[YOUR GOAL] Copy the records below exactly, leaving out every picture.

[Dataset listings of figures]
[START]

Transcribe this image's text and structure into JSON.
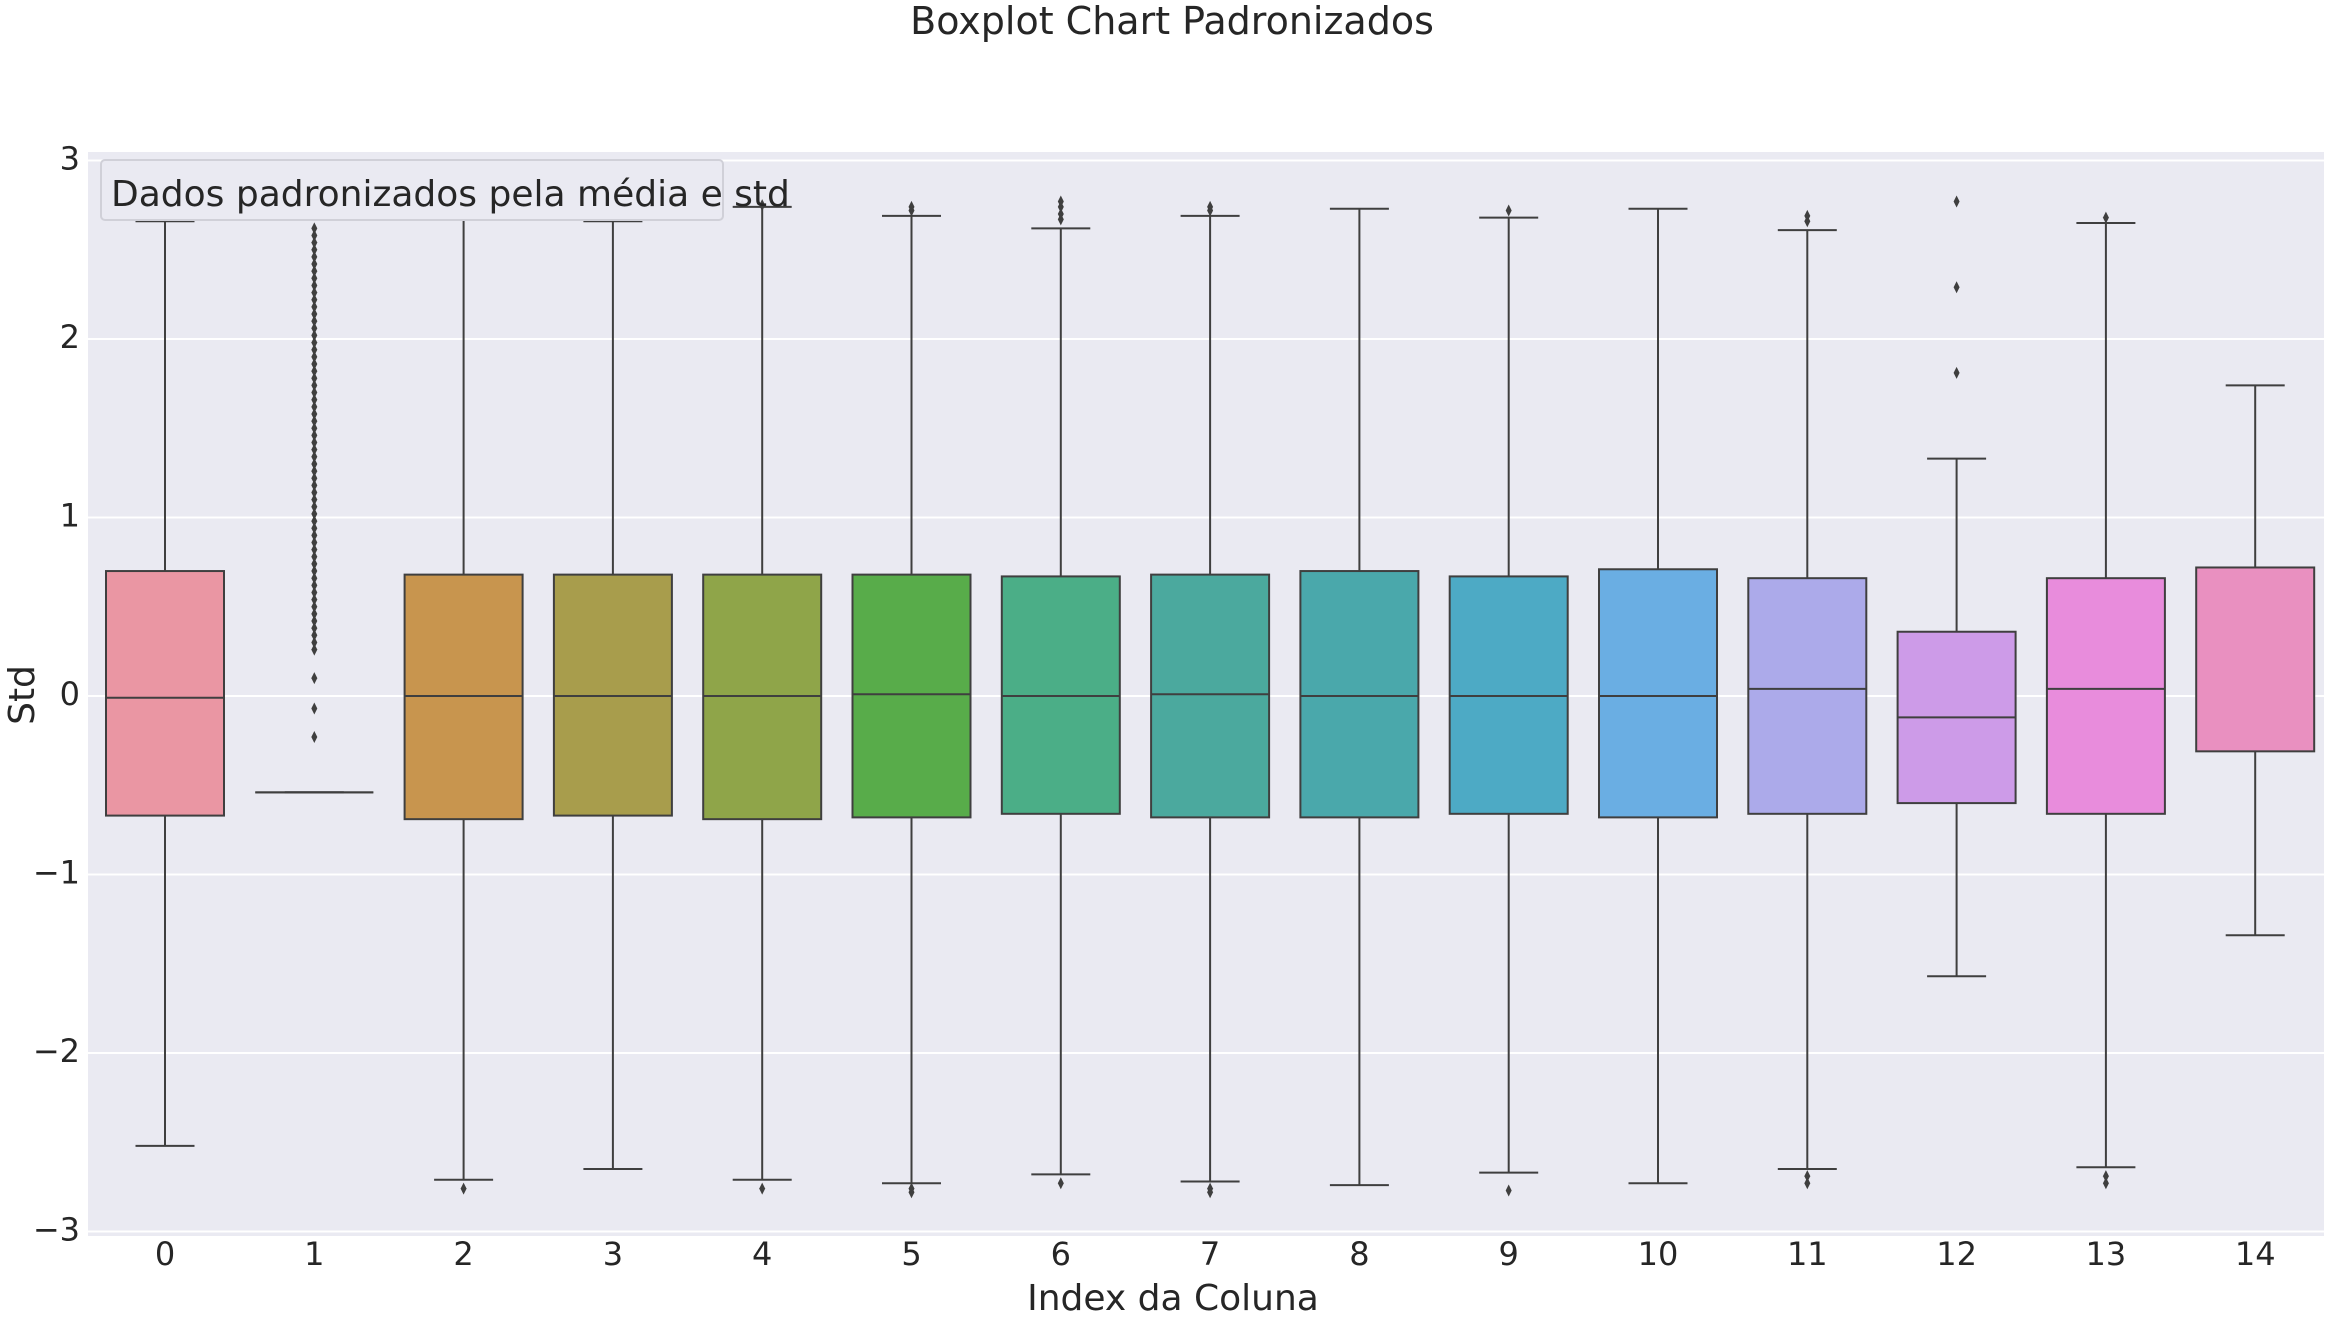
{
  "chart_data": {
    "type": "boxplot",
    "title": "Boxplot Chart Padronizados",
    "xlabel": "Index da Coluna",
    "ylabel": "Std",
    "annotation": "Dados padronizados pela média e std",
    "ylim": [
      -3.05,
      3.05
    ],
    "yticks": [
      3,
      2,
      1,
      0,
      -1,
      -2,
      -3
    ],
    "ytick_labels": [
      "3",
      "2",
      "1",
      "0",
      "−1",
      "−2",
      "−3"
    ],
    "grid": true,
    "categories": [
      "0",
      "1",
      "2",
      "3",
      "4",
      "5",
      "6",
      "7",
      "8",
      "9",
      "10",
      "11",
      "12",
      "13",
      "14"
    ],
    "boxes": [
      {
        "whisker_low": -2.52,
        "q1": -0.67,
        "median": -0.01,
        "q3": 0.7,
        "whisker_high": 2.66,
        "outliers": [],
        "color": "#ea96a3"
      },
      {
        "whisker_low": -0.54,
        "q1": -0.54,
        "median": -0.54,
        "q3": -0.54,
        "whisker_high": -0.54,
        "outliers": [
          -0.23,
          -0.07,
          0.1,
          0.26,
          0.3,
          0.34,
          0.38,
          0.42,
          0.46,
          0.5,
          0.54,
          0.58,
          0.62,
          0.66,
          0.7,
          0.74,
          0.78,
          0.82,
          0.86,
          0.9,
          0.94,
          0.98,
          1.02,
          1.06,
          1.1,
          1.14,
          1.18,
          1.22,
          1.26,
          1.3,
          1.34,
          1.38,
          1.42,
          1.46,
          1.5,
          1.54,
          1.58,
          1.62,
          1.66,
          1.7,
          1.74,
          1.78,
          1.82,
          1.86,
          1.9,
          1.94,
          1.98,
          2.02,
          2.06,
          2.1,
          2.14,
          2.18,
          2.22,
          2.26,
          2.3,
          2.34,
          2.38,
          2.42,
          2.46,
          2.5,
          2.54,
          2.58,
          2.62
        ],
        "color": "#e5a18d"
      },
      {
        "whisker_low": -2.71,
        "q1": -0.69,
        "median": 0.0,
        "q3": 0.68,
        "whisker_high": 2.74,
        "outliers": [
          -2.76
        ],
        "color": "#c8954e"
      },
      {
        "whisker_low": -2.65,
        "q1": -0.67,
        "median": 0.0,
        "q3": 0.68,
        "whisker_high": 2.66,
        "outliers": [],
        "color": "#a89d4c"
      },
      {
        "whisker_low": -2.71,
        "q1": -0.69,
        "median": 0.0,
        "q3": 0.68,
        "whisker_high": 2.74,
        "outliers": [
          -2.76,
          2.75
        ],
        "color": "#8fa549"
      },
      {
        "whisker_low": -2.73,
        "q1": -0.68,
        "median": 0.01,
        "q3": 0.68,
        "whisker_high": 2.69,
        "outliers": [
          -2.76,
          -2.78,
          2.72,
          2.74
        ],
        "color": "#58ac4a"
      },
      {
        "whisker_low": -2.68,
        "q1": -0.66,
        "median": 0.0,
        "q3": 0.67,
        "whisker_high": 2.62,
        "outliers": [
          -2.73,
          2.67,
          2.7,
          2.74,
          2.77
        ],
        "color": "#4bae87"
      },
      {
        "whisker_low": -2.72,
        "q1": -0.68,
        "median": 0.01,
        "q3": 0.68,
        "whisker_high": 2.69,
        "outliers": [
          -2.76,
          -2.78,
          2.72,
          2.74
        ],
        "color": "#4ba99e"
      },
      {
        "whisker_low": -2.74,
        "q1": -0.68,
        "median": 0.0,
        "q3": 0.7,
        "whisker_high": 2.73,
        "outliers": [],
        "color": "#4aa8ab"
      },
      {
        "whisker_low": -2.67,
        "q1": -0.66,
        "median": 0.0,
        "q3": 0.67,
        "whisker_high": 2.68,
        "outliers": [
          -2.77,
          2.72
        ],
        "color": "#4daac5"
      },
      {
        "whisker_low": -2.73,
        "q1": -0.68,
        "median": 0.0,
        "q3": 0.71,
        "whisker_high": 2.73,
        "outliers": [],
        "color": "#6aaee3"
      },
      {
        "whisker_low": -2.65,
        "q1": -0.66,
        "median": 0.04,
        "q3": 0.66,
        "whisker_high": 2.61,
        "outliers": [
          -2.69,
          -2.73,
          2.66,
          2.69
        ],
        "color": "#acaaea"
      },
      {
        "whisker_low": -1.57,
        "q1": -0.6,
        "median": -0.12,
        "q3": 0.36,
        "whisker_high": 1.33,
        "outliers": [
          1.81,
          2.29,
          2.77
        ],
        "color": "#cd9be8"
      },
      {
        "whisker_low": -2.64,
        "q1": -0.66,
        "median": 0.04,
        "q3": 0.66,
        "whisker_high": 2.65,
        "outliers": [
          -2.69,
          -2.73,
          2.68
        ],
        "color": "#e88cdc"
      },
      {
        "whisker_low": -1.34,
        "q1": -0.31,
        "median": null,
        "q3": 0.72,
        "whisker_high": 1.74,
        "outliers": [],
        "color": "#e990c0"
      }
    ]
  }
}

[END]

[THE SOLUTION]
Transcribe this image's text and structure into JSON.
{
  "chart_data": {
    "type": "boxplot",
    "title": "Boxplot Chart Padronizados",
    "xlabel": "Index da Coluna",
    "ylabel": "Std",
    "annotation": "Dados padronizados pela média e std",
    "ylim": [
      -3.05,
      3.05
    ],
    "yticks": [
      3,
      2,
      1,
      0,
      -1,
      -2,
      -3
    ],
    "ytick_labels": [
      "3",
      "2",
      "1",
      "0",
      "−1",
      "−2",
      "−3"
    ],
    "grid": true,
    "categories": [
      "0",
      "1",
      "2",
      "3",
      "4",
      "5",
      "6",
      "7",
      "8",
      "9",
      "10",
      "11",
      "12",
      "13",
      "14"
    ],
    "boxes": [
      {
        "whisker_low": -2.52,
        "q1": -0.67,
        "median": -0.01,
        "q3": 0.7,
        "whisker_high": 2.66,
        "outliers": [],
        "color": "#ea96a3"
      },
      {
        "whisker_low": -0.54,
        "q1": -0.54,
        "median": -0.54,
        "q3": -0.54,
        "whisker_high": -0.54,
        "outliers": [
          -0.23,
          -0.07,
          0.1,
          0.26,
          0.3,
          0.34,
          0.38,
          0.42,
          0.46,
          0.5,
          0.54,
          0.58,
          0.62,
          0.66,
          0.7,
          0.74,
          0.78,
          0.82,
          0.86,
          0.9,
          0.94,
          0.98,
          1.02,
          1.06,
          1.1,
          1.14,
          1.18,
          1.22,
          1.26,
          1.3,
          1.34,
          1.38,
          1.42,
          1.46,
          1.5,
          1.54,
          1.58,
          1.62,
          1.66,
          1.7,
          1.74,
          1.78,
          1.82,
          1.86,
          1.9,
          1.94,
          1.98,
          2.02,
          2.06,
          2.1,
          2.14,
          2.18,
          2.22,
          2.26,
          2.3,
          2.34,
          2.38,
          2.42,
          2.46,
          2.5,
          2.54,
          2.58,
          2.62
        ],
        "color": "#e5a18d"
      },
      {
        "whisker_low": -2.71,
        "q1": -0.69,
        "median": 0.0,
        "q3": 0.68,
        "whisker_high": 2.74,
        "outliers": [
          -2.76
        ],
        "color": "#c8954e"
      },
      {
        "whisker_low": -2.65,
        "q1": -0.67,
        "median": 0.0,
        "q3": 0.68,
        "whisker_high": 2.66,
        "outliers": [],
        "color": "#a89d4c"
      },
      {
        "whisker_low": -2.71,
        "q1": -0.69,
        "median": 0.0,
        "q3": 0.68,
        "whisker_high": 2.74,
        "outliers": [
          -2.76,
          2.75
        ],
        "color": "#8fa549"
      },
      {
        "whisker_low": -2.73,
        "q1": -0.68,
        "median": 0.01,
        "q3": 0.68,
        "whisker_high": 2.69,
        "outliers": [
          -2.76,
          -2.78,
          2.72,
          2.74
        ],
        "color": "#58ac4a"
      },
      {
        "whisker_low": -2.68,
        "q1": -0.66,
        "median": 0.0,
        "q3": 0.67,
        "whisker_high": 2.62,
        "outliers": [
          -2.73,
          2.67,
          2.7,
          2.74,
          2.77
        ],
        "color": "#4bae87"
      },
      {
        "whisker_low": -2.72,
        "q1": -0.68,
        "median": 0.01,
        "q3": 0.68,
        "whisker_high": 2.69,
        "outliers": [
          -2.76,
          -2.78,
          2.72,
          2.74
        ],
        "color": "#4ba99e"
      },
      {
        "whisker_low": -2.74,
        "q1": -0.68,
        "median": 0.0,
        "q3": 0.7,
        "whisker_high": 2.73,
        "outliers": [],
        "color": "#4aa8ab"
      },
      {
        "whisker_low": -2.67,
        "q1": -0.66,
        "median": 0.0,
        "q3": 0.67,
        "whisker_high": 2.68,
        "outliers": [
          -2.77,
          2.72
        ],
        "color": "#4daac5"
      },
      {
        "whisker_low": -2.73,
        "q1": -0.68,
        "median": 0.0,
        "q3": 0.71,
        "whisker_high": 2.73,
        "outliers": [],
        "color": "#6aaee3"
      },
      {
        "whisker_low": -2.65,
        "q1": -0.66,
        "median": 0.04,
        "q3": 0.66,
        "whisker_high": 2.61,
        "outliers": [
          -2.69,
          -2.73,
          2.66,
          2.69
        ],
        "color": "#acaaea"
      },
      {
        "whisker_low": -1.57,
        "q1": -0.6,
        "median": -0.12,
        "q3": 0.36,
        "whisker_high": 1.33,
        "outliers": [
          1.81,
          2.29,
          2.77
        ],
        "color": "#cd9be8"
      },
      {
        "whisker_low": -2.64,
        "q1": -0.66,
        "median": 0.04,
        "q3": 0.66,
        "whisker_high": 2.65,
        "outliers": [
          -2.69,
          -2.73,
          2.68
        ],
        "color": "#e88cdc"
      },
      {
        "whisker_low": -1.34,
        "q1": -0.31,
        "median": null,
        "q3": 0.72,
        "whisker_high": 1.74,
        "outliers": [],
        "color": "#e990c0"
      }
    ]
  }
}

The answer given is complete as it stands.